--- Quoted passage ---

The man at the centre of an alleged $15 million fraud scheme targeting Westpac was once linked to a conspiracy to help kill his cousin’s ex-wife.
The bank is pursuing Kathie and Andrew Musumeci in the Supreme Court in NSW alleging they falsified revenue, profit and invoices to defraud the bank over five years through their stall Fresh Xpress.
Westpac claims that a fruit stand called Fresh Xpress owned by Kathie Musumeci produced forged invoices to secure over $15 million between 2014 and 2020.
Nearly 20 years earlier, a coronial inquest heard evidence that Mr Musumeci was involved in the death of 57-year-old grandmother Pauline Gillard, who was shot through the bedroom window of her Balmain flat while playing a handheld video game in 1997. Police believed it was a case of mistaken identity, with the unknown killer hired instead to shoot her son’s partner, Maria Gioia, who had lived for a time in the same building.

---

● **Objective 1**: Please arrange the lines of the records, from the line containing "Patent image size: (931, 800)." through the line containing "The first casing 111 is at (310, 425).", as a JSON list of strings with one string per line, leaving out blank lines.

--- Source records ---

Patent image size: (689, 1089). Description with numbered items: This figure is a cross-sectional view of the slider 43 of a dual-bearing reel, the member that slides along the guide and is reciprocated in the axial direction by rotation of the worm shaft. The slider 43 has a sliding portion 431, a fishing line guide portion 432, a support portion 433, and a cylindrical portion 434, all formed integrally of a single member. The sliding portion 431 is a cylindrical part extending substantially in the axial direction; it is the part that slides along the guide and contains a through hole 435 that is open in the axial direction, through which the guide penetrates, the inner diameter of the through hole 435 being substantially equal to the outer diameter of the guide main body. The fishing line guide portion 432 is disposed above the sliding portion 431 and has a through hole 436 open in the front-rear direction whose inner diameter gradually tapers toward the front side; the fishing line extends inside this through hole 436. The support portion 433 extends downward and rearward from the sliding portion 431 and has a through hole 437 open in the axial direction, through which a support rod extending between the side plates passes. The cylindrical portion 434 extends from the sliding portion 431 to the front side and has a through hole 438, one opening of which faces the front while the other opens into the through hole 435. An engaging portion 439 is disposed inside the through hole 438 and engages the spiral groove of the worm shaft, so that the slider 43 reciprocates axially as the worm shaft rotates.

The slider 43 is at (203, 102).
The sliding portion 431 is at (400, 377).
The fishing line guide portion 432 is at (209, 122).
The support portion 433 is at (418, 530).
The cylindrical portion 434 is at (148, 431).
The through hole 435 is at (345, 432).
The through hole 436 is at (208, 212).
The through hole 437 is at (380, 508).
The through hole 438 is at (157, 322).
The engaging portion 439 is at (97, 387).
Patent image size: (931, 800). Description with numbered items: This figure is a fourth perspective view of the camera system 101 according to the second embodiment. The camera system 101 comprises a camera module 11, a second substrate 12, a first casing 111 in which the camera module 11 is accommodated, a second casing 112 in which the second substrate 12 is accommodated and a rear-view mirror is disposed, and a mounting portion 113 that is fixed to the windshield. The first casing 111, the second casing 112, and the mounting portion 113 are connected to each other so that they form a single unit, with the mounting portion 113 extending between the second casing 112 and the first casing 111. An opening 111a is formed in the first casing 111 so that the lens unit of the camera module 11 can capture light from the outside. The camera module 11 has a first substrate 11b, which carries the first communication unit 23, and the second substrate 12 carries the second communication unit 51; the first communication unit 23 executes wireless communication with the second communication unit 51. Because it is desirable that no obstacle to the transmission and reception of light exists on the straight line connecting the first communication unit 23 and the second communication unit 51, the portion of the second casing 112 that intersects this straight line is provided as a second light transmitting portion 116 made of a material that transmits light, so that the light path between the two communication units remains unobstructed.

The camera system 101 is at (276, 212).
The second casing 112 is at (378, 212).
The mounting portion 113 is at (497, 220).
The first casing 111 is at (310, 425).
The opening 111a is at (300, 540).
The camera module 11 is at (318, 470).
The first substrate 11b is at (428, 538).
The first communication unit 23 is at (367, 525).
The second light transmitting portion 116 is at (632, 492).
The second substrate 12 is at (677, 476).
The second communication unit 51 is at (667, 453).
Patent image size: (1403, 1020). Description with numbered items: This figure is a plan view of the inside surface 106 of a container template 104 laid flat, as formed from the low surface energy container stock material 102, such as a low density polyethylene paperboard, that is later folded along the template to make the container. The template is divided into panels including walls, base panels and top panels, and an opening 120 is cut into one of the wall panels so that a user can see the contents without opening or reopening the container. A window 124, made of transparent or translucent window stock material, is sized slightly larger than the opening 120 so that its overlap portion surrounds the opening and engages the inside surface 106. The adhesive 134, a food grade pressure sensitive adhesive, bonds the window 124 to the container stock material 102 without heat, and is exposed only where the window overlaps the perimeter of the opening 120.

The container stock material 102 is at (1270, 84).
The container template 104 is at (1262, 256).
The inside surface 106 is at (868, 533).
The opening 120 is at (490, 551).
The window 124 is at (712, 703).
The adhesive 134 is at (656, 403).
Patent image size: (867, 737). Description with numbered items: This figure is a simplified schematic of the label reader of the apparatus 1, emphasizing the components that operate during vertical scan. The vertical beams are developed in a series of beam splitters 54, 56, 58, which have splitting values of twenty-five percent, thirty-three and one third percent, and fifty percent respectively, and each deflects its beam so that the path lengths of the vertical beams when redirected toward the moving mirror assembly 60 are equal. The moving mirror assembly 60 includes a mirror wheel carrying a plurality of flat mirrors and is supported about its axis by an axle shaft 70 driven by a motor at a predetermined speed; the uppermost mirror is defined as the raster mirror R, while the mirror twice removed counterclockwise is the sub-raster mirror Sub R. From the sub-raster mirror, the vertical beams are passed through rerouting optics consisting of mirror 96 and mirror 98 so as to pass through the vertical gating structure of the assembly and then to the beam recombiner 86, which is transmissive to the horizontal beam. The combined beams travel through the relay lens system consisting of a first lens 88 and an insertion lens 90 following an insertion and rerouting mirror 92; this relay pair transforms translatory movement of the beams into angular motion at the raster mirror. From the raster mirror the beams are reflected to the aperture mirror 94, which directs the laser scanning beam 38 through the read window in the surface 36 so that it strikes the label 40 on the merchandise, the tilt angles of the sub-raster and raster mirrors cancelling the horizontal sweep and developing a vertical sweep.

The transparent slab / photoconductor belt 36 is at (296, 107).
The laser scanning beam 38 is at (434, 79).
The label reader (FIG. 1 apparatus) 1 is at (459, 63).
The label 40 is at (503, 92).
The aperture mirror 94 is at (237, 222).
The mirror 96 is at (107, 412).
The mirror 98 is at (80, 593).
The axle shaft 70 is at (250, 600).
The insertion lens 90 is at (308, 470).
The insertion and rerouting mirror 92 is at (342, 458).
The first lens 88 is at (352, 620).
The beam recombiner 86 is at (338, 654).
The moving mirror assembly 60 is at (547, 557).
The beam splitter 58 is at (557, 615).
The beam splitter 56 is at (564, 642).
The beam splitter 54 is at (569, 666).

---

● **Objective 2**: Reproduce the stretch of the Westpac fraud article from "The bank is" through "stall Fresh Xpress.".

● **Finished answer 1**:
[
  "Patent image size: (931, 800). Description with numbered items: This figure is a fourth perspective view of the camera system 101 according to the second embodiment. The camera system 101 comprises a camera module 11, a second substrate 12, a first casing 111 in which the camera module 11 is accommodated, a second casing 112 in which the second substrate 12 is accommodated and a rear-view mirror is disposed, and a mounting portion 113 that is fixed to the windshield. The first casing 111, the second casing 112, and the mounting portion 113 are connected to each other so that they form a single unit, with the mounting portion 113 extending between the second casing 112 and the first casing 111. An opening 111a is formed in the first casing 111 so that the lens unit of the camera module 11 can capture light from the outside. The camera module 11 has a first substrate 11b, which carries the first communication unit 23, and the second substrate 12 carries the second communication unit 51; the first communication unit 23 executes wireless communication with the second communication unit 51. Because it is desirable that no obstacle to the transmission and reception of light exists on the straight line connecting the first communication unit 23 and the second communication unit 51, the portion of the second casing 112 that intersects this straight line is provided as a second light transmitting portion 116 made of a material that transmits light, so that the light path between the two communication units remains unobstructed.",
  "The camera system 101 is at (276, 212).",
  "The second casing 112 is at (378, 212).",
  "The mounting portion 113 is at (497, 220).",
  "The first casing 111 is at (310, 425)."
]

● **Finished answer 2**:
The bank is pursuing Kathie and Andrew Musumeci in the Supreme Court in NSW alleging they falsified revenue, profit and invoices to defraud the bank over five years through their stall Fresh Xpress.